• Data entries

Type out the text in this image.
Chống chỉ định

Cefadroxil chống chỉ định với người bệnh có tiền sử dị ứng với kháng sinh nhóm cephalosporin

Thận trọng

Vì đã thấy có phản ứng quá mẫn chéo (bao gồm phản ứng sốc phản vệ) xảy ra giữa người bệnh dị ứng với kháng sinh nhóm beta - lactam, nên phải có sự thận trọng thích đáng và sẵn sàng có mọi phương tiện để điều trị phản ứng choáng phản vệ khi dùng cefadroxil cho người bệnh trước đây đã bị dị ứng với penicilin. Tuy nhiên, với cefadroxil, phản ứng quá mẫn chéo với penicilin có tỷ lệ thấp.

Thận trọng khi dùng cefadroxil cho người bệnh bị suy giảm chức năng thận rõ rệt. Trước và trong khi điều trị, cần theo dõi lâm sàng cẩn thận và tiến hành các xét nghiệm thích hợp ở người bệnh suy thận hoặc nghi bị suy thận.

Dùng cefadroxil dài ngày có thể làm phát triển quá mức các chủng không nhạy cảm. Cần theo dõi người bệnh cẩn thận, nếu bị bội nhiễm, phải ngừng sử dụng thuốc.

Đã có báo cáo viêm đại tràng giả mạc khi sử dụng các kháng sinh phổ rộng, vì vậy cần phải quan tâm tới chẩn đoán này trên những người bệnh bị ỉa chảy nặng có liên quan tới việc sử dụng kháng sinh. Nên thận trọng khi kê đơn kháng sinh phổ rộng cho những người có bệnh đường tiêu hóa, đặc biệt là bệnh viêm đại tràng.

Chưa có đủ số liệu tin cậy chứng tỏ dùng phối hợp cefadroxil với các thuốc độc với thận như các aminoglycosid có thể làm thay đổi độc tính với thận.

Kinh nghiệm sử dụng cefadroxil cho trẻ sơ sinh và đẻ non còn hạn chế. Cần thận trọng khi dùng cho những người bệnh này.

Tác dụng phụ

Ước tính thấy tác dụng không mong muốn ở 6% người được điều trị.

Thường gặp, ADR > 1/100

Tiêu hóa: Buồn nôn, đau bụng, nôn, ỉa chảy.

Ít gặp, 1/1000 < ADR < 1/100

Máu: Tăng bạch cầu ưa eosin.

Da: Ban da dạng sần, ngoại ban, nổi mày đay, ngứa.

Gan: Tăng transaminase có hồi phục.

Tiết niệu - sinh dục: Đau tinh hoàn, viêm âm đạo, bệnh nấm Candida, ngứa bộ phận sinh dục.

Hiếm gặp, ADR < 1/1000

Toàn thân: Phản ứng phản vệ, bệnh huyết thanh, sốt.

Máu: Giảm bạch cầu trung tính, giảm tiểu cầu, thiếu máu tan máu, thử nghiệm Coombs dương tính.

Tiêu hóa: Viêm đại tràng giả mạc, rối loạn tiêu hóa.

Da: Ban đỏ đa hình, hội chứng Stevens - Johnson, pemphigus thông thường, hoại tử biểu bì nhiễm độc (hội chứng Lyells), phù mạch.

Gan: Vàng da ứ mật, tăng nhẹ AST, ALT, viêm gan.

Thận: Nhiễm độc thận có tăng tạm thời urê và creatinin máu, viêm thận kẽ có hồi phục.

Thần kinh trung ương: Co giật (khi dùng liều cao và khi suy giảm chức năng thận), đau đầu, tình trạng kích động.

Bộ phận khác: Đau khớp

• TASK TO COMPLETE
Make a tally of the lines in this data that include the string "định", and answer with that tally alone.

• RESULT
2